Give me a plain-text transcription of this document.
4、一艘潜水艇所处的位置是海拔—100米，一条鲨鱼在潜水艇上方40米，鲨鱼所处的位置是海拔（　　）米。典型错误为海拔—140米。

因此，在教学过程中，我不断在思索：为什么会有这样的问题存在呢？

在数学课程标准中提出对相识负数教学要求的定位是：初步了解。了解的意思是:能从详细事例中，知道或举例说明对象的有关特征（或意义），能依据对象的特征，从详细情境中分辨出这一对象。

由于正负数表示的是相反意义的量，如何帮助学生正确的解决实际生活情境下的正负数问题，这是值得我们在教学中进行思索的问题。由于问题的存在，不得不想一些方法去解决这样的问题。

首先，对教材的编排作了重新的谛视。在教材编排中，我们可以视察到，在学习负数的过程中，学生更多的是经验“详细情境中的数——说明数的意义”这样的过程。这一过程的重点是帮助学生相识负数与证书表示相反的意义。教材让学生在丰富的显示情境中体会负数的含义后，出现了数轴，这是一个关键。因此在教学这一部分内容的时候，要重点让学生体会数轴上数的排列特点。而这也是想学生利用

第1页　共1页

☆ ☆ ☆ ☆ ☆

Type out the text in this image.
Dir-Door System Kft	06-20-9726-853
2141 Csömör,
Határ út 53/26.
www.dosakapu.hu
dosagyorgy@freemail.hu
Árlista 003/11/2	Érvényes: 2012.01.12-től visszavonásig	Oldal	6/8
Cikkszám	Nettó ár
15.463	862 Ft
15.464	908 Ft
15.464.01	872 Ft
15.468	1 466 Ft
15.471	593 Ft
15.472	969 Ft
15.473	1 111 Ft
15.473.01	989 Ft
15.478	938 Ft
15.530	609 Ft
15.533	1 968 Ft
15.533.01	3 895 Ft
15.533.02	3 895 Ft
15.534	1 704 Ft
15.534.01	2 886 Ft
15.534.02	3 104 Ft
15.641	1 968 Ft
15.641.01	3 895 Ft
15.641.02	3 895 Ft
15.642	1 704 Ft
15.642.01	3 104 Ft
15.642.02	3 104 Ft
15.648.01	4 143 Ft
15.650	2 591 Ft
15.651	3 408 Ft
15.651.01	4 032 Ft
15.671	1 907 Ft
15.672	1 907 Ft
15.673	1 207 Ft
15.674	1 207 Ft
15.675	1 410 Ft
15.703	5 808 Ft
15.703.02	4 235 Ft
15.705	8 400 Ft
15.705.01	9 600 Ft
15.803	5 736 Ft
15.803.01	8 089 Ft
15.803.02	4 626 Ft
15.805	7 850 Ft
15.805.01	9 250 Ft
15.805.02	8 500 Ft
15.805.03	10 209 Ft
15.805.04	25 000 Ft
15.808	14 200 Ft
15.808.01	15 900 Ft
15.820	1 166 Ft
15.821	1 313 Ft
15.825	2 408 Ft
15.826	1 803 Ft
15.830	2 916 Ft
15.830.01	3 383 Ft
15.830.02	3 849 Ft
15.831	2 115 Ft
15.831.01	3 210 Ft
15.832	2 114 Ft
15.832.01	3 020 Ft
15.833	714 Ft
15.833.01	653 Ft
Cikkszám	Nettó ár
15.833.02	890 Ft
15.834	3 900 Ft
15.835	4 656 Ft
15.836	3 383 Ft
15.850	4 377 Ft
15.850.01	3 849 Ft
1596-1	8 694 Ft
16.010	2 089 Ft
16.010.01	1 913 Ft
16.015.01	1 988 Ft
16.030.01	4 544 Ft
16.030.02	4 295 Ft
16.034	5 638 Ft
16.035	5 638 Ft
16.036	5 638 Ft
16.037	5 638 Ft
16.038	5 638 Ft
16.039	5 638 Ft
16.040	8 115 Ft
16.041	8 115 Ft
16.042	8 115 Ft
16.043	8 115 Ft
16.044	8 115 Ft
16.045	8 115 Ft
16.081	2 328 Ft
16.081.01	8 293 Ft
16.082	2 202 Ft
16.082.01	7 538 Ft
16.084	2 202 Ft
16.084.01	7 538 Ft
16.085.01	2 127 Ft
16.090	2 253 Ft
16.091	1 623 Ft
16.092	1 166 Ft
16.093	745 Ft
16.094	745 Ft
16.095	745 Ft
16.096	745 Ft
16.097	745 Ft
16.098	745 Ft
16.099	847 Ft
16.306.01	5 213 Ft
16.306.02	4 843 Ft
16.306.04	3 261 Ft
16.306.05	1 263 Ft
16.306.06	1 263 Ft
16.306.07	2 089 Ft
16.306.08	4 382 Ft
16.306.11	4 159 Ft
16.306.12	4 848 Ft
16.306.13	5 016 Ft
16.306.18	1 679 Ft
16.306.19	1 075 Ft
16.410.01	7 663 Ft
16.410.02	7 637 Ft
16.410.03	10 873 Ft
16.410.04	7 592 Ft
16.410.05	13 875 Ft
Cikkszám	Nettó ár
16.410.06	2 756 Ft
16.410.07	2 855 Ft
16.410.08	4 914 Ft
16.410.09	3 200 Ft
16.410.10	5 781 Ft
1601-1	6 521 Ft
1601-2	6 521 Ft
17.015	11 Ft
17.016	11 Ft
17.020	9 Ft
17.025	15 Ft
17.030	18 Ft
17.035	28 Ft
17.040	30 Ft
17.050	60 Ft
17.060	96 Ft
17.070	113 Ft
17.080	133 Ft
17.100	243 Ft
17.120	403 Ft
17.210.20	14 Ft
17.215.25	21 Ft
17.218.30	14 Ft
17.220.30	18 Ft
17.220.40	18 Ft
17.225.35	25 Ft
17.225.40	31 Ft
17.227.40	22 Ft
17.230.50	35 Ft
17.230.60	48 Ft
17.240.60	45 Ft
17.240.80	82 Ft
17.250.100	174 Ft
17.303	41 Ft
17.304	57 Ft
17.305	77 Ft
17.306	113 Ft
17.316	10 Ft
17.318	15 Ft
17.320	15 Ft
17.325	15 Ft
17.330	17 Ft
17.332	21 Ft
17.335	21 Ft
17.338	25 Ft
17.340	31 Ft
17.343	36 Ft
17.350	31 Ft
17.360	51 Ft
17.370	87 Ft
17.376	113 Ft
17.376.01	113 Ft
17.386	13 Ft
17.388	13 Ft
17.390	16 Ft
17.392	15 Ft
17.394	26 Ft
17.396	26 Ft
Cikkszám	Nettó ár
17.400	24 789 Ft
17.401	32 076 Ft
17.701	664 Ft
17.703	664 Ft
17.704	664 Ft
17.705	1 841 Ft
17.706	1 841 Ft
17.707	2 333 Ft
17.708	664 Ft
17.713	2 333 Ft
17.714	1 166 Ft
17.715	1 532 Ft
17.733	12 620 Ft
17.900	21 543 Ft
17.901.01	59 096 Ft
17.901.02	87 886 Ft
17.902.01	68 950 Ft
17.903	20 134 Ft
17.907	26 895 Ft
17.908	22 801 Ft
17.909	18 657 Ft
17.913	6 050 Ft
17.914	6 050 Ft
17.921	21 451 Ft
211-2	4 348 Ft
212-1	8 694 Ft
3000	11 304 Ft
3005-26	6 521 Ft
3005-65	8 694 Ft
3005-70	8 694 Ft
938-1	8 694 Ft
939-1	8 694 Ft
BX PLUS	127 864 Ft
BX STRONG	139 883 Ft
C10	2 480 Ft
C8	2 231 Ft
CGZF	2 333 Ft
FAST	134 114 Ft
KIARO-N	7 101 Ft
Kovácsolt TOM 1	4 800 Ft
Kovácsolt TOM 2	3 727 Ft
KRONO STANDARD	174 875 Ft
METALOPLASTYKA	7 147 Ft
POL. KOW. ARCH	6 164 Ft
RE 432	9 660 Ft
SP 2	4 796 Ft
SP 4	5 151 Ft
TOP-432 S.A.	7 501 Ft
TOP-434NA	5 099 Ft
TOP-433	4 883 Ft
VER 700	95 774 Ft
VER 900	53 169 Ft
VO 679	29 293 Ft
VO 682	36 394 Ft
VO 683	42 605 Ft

☆ ☆ ☆ ☆ ☆

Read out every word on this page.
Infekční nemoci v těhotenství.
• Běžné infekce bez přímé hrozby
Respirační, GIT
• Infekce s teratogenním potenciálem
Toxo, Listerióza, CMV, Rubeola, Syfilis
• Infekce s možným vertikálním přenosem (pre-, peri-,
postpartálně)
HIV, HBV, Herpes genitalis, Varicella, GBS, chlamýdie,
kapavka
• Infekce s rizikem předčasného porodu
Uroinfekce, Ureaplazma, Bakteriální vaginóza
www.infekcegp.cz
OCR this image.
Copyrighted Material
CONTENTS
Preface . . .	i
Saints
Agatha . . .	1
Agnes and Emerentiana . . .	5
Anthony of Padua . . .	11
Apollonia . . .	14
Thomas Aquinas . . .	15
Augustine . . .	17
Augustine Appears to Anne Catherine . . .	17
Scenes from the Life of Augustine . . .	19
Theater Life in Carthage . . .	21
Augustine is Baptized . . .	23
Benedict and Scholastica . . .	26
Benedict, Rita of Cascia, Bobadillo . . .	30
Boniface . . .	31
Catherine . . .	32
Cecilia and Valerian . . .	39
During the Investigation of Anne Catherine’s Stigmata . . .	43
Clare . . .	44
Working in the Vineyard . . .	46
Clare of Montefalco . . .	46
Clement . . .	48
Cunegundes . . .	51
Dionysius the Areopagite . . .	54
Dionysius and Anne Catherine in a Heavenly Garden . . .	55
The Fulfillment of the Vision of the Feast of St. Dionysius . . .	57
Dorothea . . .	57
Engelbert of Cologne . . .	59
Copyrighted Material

☆ ☆ ☆ ☆ ☆

YOUR GOAL:
Each line in the listing above either holds the string "image" or does not; state how many do, giving the number only.

REPLY TO THE EXERCISE:
2